**WHAT NEEDS TO BE DONE**
Transcribe exactly the lines from the one holding "Transcribe the text in this document." to the end of the data below, including both of those lines and no others.

**Excerpt from a dataset**

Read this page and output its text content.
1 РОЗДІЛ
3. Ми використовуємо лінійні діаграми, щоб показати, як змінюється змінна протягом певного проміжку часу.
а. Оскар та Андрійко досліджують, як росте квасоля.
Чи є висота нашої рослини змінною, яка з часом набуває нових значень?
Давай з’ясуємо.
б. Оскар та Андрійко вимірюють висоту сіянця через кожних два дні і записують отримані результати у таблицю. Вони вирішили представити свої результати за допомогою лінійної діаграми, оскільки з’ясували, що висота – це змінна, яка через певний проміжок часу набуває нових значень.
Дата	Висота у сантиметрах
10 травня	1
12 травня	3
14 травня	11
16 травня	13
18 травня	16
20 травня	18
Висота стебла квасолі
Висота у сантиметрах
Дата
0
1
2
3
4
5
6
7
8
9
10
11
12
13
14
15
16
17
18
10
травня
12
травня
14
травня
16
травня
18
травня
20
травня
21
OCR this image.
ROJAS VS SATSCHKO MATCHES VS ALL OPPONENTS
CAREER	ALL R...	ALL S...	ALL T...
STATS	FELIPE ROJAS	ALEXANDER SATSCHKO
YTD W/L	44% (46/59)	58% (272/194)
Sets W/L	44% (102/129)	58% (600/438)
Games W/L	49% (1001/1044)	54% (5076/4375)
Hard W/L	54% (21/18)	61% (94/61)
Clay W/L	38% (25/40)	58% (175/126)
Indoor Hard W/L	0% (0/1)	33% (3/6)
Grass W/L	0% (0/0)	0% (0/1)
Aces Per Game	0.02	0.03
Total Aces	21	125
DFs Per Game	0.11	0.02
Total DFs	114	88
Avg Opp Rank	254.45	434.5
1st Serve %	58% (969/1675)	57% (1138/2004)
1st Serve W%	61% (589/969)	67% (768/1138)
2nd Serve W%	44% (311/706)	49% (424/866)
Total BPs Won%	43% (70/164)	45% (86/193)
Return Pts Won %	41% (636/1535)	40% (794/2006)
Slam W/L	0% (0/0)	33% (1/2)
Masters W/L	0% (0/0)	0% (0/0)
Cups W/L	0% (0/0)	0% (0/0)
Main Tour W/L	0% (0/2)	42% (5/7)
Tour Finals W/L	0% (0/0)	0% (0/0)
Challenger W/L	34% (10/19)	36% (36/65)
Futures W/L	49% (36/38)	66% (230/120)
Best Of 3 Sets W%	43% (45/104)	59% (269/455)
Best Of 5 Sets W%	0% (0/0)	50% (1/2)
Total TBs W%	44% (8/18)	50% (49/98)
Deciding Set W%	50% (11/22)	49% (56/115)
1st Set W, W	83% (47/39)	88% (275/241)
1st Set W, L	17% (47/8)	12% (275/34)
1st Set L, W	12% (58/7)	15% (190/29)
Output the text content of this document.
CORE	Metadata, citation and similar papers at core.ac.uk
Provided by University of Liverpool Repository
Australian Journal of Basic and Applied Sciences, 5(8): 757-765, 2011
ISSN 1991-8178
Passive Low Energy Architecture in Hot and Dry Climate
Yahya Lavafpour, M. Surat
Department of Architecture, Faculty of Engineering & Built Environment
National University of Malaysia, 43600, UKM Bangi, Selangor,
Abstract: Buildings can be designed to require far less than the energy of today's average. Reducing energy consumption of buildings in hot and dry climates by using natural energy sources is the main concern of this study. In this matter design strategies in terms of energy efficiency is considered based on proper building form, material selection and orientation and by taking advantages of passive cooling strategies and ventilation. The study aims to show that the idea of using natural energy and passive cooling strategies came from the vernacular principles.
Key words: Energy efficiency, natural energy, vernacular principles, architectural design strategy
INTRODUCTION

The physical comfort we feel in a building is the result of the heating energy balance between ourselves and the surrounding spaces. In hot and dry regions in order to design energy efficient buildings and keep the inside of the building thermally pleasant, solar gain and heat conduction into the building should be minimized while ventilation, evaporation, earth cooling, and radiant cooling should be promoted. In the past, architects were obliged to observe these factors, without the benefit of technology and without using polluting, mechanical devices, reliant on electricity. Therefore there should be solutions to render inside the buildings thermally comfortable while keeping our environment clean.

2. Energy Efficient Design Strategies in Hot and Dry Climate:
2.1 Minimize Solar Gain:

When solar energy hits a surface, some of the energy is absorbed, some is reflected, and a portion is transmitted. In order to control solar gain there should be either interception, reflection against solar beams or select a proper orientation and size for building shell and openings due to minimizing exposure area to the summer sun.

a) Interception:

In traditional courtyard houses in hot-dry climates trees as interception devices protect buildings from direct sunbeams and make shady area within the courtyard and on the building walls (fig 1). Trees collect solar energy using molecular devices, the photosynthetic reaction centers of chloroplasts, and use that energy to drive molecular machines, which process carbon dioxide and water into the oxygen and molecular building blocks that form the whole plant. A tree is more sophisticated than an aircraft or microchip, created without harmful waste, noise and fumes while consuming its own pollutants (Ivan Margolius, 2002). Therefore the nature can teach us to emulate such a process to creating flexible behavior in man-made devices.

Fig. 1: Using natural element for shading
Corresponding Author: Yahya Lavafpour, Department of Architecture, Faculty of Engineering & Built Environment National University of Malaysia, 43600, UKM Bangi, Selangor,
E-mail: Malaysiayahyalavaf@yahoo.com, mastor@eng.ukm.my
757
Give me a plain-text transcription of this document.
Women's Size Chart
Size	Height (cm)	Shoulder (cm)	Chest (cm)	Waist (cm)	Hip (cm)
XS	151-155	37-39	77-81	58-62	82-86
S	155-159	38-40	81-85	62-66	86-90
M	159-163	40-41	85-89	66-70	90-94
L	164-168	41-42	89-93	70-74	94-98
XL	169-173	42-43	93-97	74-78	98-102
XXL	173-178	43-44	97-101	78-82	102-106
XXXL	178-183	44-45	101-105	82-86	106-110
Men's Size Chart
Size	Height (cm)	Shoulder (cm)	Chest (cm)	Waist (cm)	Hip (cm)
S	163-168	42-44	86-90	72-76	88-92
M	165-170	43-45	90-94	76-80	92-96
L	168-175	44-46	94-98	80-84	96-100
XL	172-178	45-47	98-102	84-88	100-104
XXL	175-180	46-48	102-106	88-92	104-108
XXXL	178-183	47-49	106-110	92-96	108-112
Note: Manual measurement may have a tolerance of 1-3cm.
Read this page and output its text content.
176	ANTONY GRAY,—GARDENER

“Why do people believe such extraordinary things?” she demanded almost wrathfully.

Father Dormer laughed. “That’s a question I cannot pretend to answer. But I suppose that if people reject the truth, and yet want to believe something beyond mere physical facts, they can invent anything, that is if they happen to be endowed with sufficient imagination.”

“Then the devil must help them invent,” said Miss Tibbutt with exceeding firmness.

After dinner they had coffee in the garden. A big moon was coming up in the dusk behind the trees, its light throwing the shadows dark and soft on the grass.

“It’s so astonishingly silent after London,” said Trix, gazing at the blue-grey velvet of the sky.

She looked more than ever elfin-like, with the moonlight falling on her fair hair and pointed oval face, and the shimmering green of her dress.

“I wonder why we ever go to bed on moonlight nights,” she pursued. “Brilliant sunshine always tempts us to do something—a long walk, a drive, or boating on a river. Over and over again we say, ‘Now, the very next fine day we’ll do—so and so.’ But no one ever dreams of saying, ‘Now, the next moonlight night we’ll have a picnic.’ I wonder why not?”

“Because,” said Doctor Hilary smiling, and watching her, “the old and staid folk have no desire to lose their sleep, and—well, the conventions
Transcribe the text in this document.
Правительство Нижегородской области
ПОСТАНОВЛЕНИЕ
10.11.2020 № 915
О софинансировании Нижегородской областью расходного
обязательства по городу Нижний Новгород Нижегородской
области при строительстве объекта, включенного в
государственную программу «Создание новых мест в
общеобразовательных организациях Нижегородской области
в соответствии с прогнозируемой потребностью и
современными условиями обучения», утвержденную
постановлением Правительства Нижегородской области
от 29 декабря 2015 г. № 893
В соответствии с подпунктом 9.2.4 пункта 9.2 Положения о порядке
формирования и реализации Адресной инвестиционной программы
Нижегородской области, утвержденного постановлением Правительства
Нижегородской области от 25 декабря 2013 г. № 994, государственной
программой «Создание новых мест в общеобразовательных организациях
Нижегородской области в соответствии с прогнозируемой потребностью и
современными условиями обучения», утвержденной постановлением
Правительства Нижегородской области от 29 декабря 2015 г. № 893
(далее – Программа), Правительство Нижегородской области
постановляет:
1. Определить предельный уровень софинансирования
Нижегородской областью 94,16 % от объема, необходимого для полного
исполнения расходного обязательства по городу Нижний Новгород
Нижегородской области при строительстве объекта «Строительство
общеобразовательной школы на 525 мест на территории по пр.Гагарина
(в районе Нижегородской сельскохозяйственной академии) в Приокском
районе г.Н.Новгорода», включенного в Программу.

**EXERCISE SOLUTION**
Transcribe the text in this document.
Правительство Нижегородской области
ПОСТАНОВЛЕНИЕ
10.11.2020 № 915
О софинансировании Нижегородской областью расходного
обязательства по городу Нижний Новгород Нижегородской
области при строительстве объекта, включенного в
государственную программу «Создание новых мест в
общеобразовательных организациях Нижегородской области
в соответствии с прогнозируемой потребностью и
современными условиями обучения», утвержденную
постановлением Правительства Нижегородской области
от 29 декабря 2015 г. № 893
В соответствии с подпунктом 9.2.4 пункта 9.2 Положения о порядке
формирования и реализации Адресной инвестиционной программы
Нижегородской области, утвержденного постановлением Правительства
Нижегородской области от 25 декабря 2013 г. № 994, государственной
программой «Создание новых мест в общеобразовательных организациях
Нижегородской области в соответствии с прогнозируемой потребностью и
современными условиями обучения», утвержденной постановлением
Правительства Нижегородской области от 29 декабря 2015 г. № 893
(далее – Программа), Правительство Нижегородской области
постановляет:
1. Определить предельный уровень софинансирования
Нижегородской областью 94,16 % от объема, необходимого для полного
исполнения расходного обязательства по городу Нижний Новгород
Нижегородской области при строительстве объекта «Строительство
общеобразовательной школы на 525 мест на территории по пр.Гагарина
(в районе Нижегородской сельскохозяйственной академии) в Приокском
районе г.Н.Новгорода», включенного в Программу.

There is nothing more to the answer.